PASSAGE TO READ:
The FDA has updated its draft guidance on bioequivalence studies with fresh advice for developers of drugs in a range of dosage forms. Publication of the updated draft comes almost eight years after the FDA released the first version of the document for consultation. 

FDA’s updated draft features new, brief sections on orally disintegrating tablets, sublingual tablets and transdermal delivery, dosage forms that are only mentioned in passing, if at all, in the 2013 text. The section on transdermal delivery occupies the most space, with the FDA using the update to recommend the use of in vivo single-dose, two-treatment, two-period crossover studies with pharmacokinetic endpoints to show the bioequivalence of transdermal delivery systems.

The FDA wants developers of transdermal medicines to apply the systems to the skin as directed unless product-specific guidelines say otherwise. If a product can be applied to multiple sites on the body, the FDA is generally advising companies to use a single site to demonstrate bioequivalence. 

The new sections on orally disintegrating and sublingual tablets feature a few lines each. For orally disintegrating tablets, the main recommendation is that bioequivalence studies should test products without water if the labeling permits consumption with or without water. The FDA used the section on the testing of sublingual dosage forms to say the tablets should be put under the tongue until dissolved.

Other changes to the 2013 draft include revisions to existing sections on immediate and modified-release products. In updating the immediate-release section, the FDA has deleted a line that said in vitro data may be acceptable for products that are highly soluble, highly permeable and rapidly dissolving, and added advice about which strength of a medicine to test.

The modified-release section now includes advice about how differences in the coating polymers of the test and reference product can impact the pharmacokinetic profiles. The FDA is advising developers of delayed-release products to view the draft alongside relevant product-specific texts to determine whether “dissolution testing in additional pH/media may be warranted.”

WORK TO COMPLETE:
a) Reproduce the bioequivalence guidance passage from "The new sections" to "tongue until dissolved.".
b) Using the bioequivalence guidance passage, answer these questions:
(i) How long after the first version did the FDA publish the updated draft?
(ii) How many body sites does the FDA generally advise using to demonstrate bioequivalence when a transdermal product can be applied to multiple sites?
(iii) Where should sublingual tablets be put during testing, and for how long?
Rely only on the bioequivalence guidance passage.

SUPPLIED INFORMATION:

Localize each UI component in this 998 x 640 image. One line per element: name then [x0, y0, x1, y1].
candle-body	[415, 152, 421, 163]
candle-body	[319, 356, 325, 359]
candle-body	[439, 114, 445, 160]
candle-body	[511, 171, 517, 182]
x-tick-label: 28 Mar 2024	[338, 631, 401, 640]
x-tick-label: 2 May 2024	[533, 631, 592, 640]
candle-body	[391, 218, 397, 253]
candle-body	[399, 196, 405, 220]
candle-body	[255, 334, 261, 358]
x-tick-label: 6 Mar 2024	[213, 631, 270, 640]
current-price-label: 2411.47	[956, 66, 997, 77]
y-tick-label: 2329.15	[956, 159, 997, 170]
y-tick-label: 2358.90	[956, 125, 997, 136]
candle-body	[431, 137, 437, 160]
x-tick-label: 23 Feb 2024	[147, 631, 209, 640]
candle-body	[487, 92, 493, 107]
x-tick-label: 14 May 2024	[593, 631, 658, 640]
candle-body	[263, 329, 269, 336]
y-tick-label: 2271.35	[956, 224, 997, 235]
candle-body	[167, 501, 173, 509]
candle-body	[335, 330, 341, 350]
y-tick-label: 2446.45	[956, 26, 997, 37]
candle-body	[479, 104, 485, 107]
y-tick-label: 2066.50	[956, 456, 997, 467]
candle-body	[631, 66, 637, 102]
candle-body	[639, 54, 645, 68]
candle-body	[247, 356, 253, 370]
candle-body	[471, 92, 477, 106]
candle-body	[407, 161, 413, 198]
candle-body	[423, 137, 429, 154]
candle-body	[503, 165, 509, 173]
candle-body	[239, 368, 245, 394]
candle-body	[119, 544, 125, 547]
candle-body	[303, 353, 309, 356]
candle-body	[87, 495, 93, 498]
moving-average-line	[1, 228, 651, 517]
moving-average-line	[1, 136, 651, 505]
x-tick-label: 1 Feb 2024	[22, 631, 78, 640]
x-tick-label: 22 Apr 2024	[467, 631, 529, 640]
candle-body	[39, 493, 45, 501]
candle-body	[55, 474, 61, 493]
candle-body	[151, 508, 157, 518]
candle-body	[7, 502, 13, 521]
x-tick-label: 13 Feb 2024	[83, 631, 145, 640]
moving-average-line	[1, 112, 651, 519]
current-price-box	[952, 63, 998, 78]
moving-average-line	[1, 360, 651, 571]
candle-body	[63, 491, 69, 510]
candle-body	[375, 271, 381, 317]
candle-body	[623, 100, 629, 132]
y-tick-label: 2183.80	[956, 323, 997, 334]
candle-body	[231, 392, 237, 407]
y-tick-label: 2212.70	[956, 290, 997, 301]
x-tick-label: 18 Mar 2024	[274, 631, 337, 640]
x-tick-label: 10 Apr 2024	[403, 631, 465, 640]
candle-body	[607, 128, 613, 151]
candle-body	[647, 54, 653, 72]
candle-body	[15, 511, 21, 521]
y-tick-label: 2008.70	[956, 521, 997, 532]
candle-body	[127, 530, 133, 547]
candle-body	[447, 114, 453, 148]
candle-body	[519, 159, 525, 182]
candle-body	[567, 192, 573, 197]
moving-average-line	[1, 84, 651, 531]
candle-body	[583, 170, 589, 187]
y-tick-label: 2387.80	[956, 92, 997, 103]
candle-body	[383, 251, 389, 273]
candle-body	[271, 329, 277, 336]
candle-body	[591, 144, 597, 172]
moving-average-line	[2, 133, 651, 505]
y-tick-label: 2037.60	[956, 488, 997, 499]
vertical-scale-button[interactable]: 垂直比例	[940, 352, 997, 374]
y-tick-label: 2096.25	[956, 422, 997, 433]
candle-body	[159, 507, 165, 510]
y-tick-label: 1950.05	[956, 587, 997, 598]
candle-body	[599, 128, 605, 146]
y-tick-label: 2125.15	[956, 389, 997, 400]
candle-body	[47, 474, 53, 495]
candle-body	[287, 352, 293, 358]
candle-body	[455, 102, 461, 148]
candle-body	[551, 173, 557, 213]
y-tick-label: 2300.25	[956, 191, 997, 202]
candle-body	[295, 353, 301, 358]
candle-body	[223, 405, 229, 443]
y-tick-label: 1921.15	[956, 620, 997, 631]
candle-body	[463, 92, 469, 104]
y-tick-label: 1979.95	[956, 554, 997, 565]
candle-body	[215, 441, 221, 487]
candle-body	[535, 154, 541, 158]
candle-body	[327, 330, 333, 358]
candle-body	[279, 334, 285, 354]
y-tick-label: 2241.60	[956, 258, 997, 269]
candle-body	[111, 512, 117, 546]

PER-TASK ANSWERS:
a)
The new sections on orally disintegrating and sublingual tablets feature a few lines each. For orally disintegrating tablets, the main recommendation is that bioequivalence studies should test products without water if the labeling permits consumption with or without water. The FDA used the section on the testing of sublingual dosage forms to say the tablets should be put under the tongue until dissolved.

b)
(i) Almost eight years after the first version.
(ii) A single site.
(iii) Under the tongue until dissolved.